* [DESCRIPTION OF THE TASK]:
Look through the data below. Pick out the lines holding the string "Captain".

* [INFORMATION GIVEN]:
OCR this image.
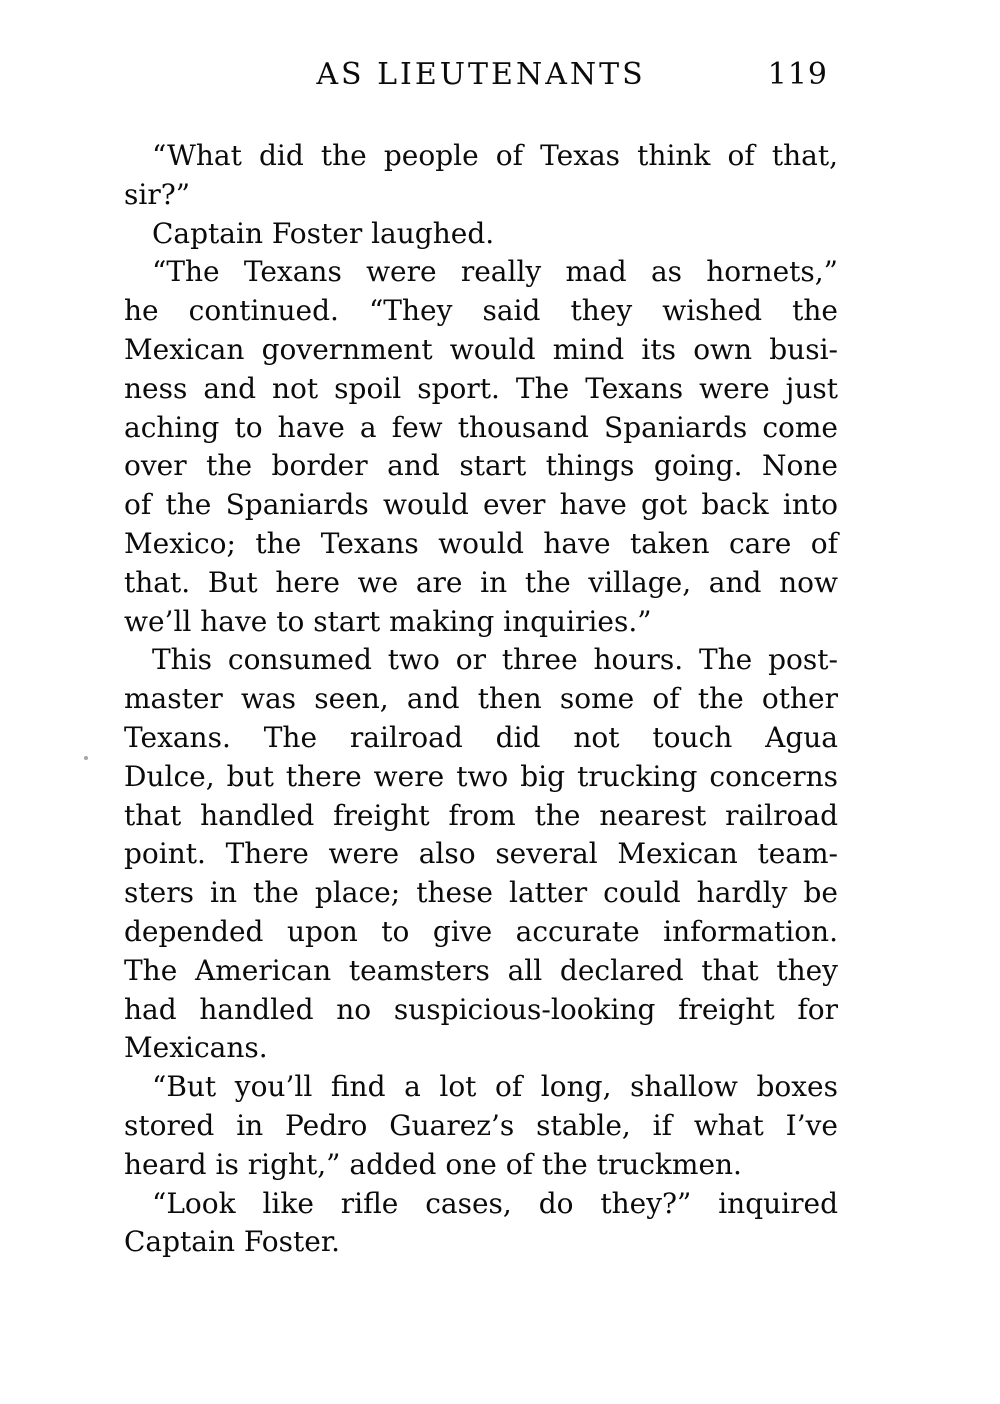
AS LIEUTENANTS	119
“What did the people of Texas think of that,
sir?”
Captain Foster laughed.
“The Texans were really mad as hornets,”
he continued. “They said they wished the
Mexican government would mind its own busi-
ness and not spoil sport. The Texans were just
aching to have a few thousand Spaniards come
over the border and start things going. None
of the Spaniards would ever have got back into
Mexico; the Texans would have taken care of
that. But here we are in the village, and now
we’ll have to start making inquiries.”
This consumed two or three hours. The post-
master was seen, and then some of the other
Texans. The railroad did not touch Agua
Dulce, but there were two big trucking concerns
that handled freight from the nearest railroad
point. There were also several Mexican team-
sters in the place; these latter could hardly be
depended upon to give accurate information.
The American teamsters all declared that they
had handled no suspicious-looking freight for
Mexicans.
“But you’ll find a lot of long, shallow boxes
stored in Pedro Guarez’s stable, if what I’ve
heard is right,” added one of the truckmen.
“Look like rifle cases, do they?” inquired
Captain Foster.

---

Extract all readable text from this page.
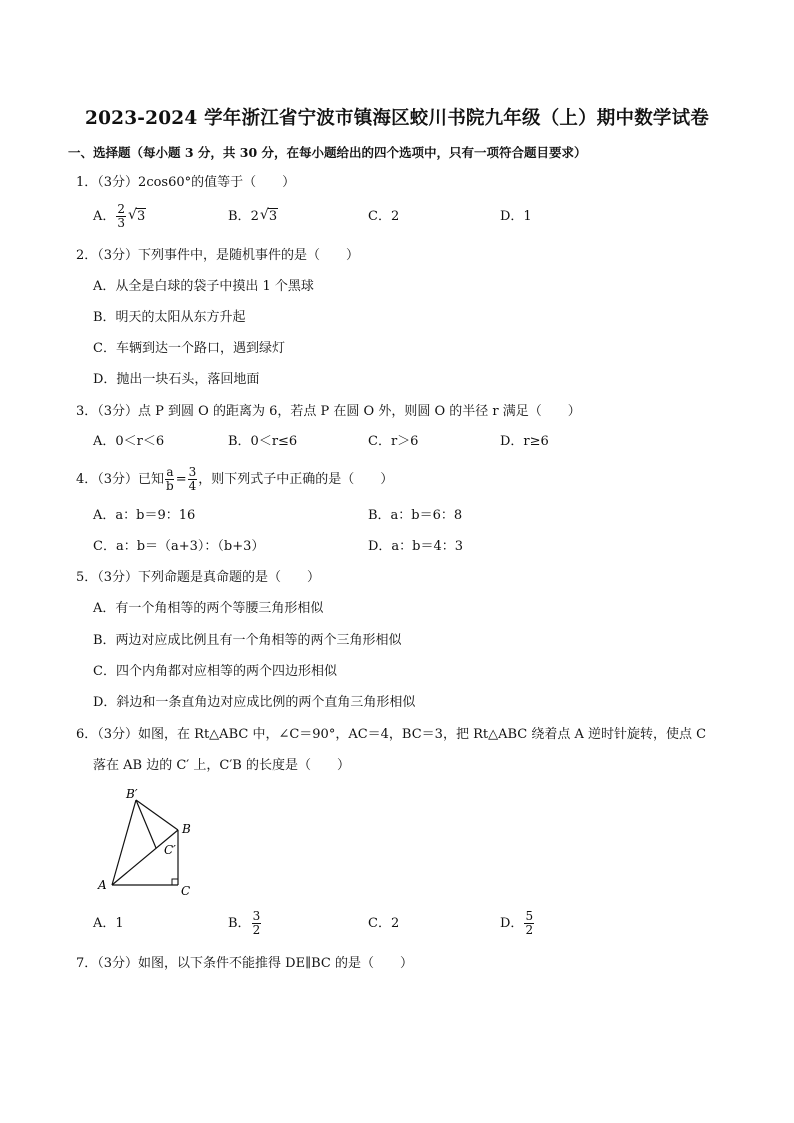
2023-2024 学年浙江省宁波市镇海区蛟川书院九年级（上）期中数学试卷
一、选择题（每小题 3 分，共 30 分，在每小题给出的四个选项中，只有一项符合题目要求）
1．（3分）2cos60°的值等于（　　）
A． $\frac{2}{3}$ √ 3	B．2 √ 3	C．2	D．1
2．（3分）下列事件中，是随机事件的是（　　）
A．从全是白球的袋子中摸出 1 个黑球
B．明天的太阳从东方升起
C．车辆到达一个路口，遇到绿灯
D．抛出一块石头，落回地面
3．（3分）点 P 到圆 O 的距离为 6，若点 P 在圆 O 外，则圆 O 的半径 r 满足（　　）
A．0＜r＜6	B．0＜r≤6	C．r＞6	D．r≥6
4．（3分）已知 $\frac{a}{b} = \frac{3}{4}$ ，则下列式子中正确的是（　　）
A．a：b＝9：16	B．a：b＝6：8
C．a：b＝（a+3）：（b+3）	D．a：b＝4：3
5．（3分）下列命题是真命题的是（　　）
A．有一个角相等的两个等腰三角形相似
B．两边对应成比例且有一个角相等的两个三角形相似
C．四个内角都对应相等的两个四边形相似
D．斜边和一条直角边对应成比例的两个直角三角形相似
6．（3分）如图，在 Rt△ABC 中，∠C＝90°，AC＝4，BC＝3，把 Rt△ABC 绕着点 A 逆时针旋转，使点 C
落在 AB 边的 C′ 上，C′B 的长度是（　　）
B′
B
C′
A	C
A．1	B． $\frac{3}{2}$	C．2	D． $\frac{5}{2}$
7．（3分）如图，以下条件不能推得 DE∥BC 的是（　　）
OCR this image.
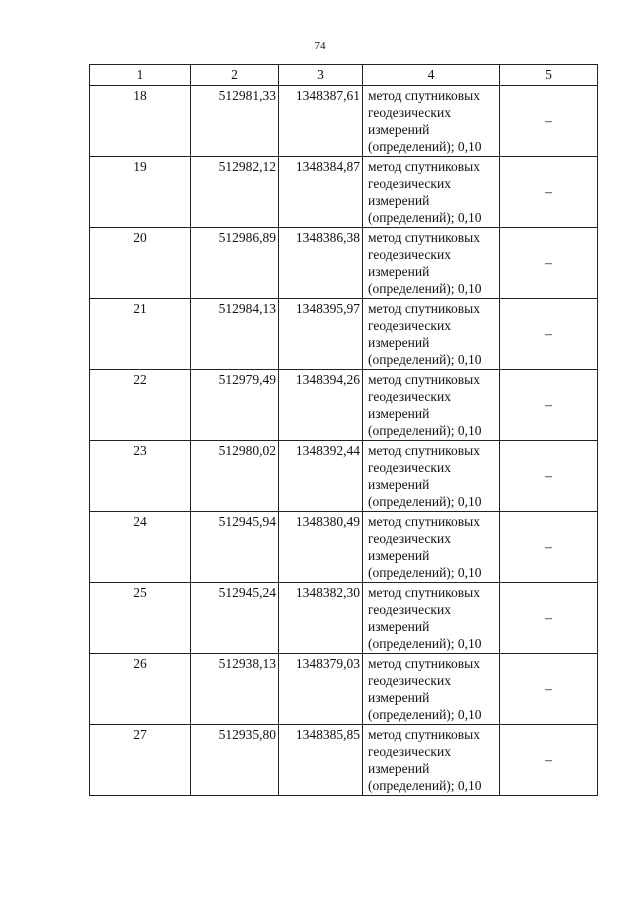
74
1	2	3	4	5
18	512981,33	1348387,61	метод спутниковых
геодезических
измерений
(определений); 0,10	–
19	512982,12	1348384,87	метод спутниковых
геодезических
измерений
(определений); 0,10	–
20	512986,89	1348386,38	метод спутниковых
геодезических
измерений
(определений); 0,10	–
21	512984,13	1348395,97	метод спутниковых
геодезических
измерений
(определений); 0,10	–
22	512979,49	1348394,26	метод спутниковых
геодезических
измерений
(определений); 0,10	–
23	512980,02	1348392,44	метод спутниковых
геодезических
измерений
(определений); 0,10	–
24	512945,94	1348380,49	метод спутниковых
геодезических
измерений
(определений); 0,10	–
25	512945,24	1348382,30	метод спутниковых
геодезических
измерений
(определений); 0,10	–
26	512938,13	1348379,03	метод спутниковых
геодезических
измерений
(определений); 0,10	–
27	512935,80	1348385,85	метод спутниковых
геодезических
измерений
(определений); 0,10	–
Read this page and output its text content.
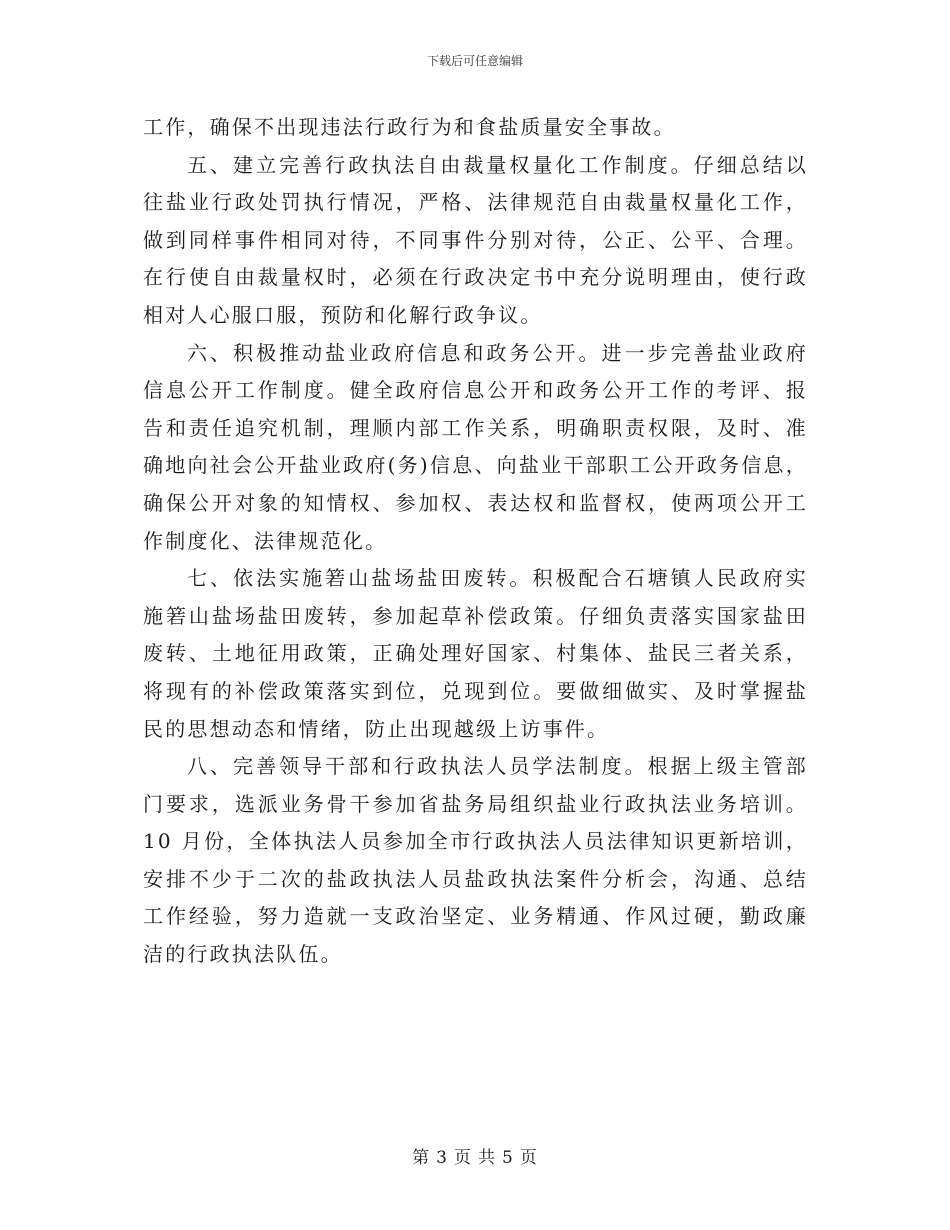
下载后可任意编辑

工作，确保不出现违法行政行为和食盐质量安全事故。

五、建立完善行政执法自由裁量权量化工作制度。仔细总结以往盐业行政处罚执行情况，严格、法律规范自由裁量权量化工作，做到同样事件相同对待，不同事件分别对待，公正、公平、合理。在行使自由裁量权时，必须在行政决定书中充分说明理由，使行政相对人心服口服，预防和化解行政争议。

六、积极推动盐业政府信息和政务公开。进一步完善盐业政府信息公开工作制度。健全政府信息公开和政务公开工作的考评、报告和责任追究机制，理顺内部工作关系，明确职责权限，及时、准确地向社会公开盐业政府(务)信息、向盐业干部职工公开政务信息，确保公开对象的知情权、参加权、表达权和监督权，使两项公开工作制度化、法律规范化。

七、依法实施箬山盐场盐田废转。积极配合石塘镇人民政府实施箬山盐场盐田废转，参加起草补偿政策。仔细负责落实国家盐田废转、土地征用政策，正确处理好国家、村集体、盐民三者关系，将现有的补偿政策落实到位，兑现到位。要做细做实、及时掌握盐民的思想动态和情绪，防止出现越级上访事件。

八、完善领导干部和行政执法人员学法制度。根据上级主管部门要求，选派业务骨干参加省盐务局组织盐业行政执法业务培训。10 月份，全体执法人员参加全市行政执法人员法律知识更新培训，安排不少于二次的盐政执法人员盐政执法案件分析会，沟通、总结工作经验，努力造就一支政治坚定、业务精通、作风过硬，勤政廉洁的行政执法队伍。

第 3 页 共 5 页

---

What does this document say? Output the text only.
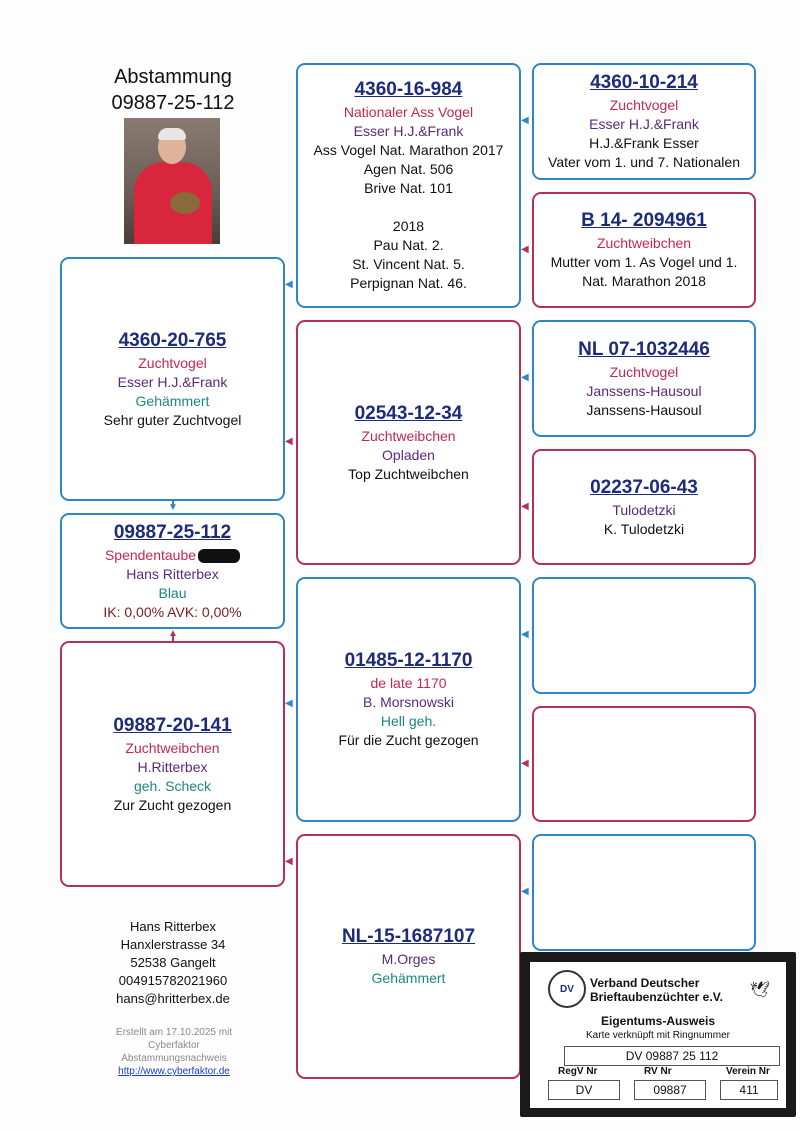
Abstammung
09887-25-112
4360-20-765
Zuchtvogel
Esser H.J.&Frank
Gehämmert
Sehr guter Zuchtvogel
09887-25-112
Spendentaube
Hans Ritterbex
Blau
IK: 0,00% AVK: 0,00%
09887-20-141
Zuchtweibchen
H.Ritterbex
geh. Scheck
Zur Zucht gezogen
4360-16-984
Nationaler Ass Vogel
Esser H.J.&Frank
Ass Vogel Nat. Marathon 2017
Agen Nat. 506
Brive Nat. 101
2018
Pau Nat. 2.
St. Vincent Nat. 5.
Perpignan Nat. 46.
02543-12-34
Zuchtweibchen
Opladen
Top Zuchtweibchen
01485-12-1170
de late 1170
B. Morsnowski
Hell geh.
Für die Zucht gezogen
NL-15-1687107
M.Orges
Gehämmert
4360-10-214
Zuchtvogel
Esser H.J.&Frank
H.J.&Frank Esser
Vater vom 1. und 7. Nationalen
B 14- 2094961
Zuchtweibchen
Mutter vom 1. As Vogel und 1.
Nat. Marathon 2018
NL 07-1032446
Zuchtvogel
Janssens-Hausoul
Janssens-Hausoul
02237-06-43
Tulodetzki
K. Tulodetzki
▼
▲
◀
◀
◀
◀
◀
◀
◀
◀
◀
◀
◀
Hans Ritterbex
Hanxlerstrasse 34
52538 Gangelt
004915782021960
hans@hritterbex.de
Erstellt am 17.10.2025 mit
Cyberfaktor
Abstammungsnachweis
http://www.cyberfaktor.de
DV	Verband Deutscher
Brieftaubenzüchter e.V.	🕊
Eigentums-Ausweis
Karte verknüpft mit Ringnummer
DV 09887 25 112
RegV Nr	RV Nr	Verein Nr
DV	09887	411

* [EXERCISE OUTPUT]:
Captain Foster laughed.
Captain Foster.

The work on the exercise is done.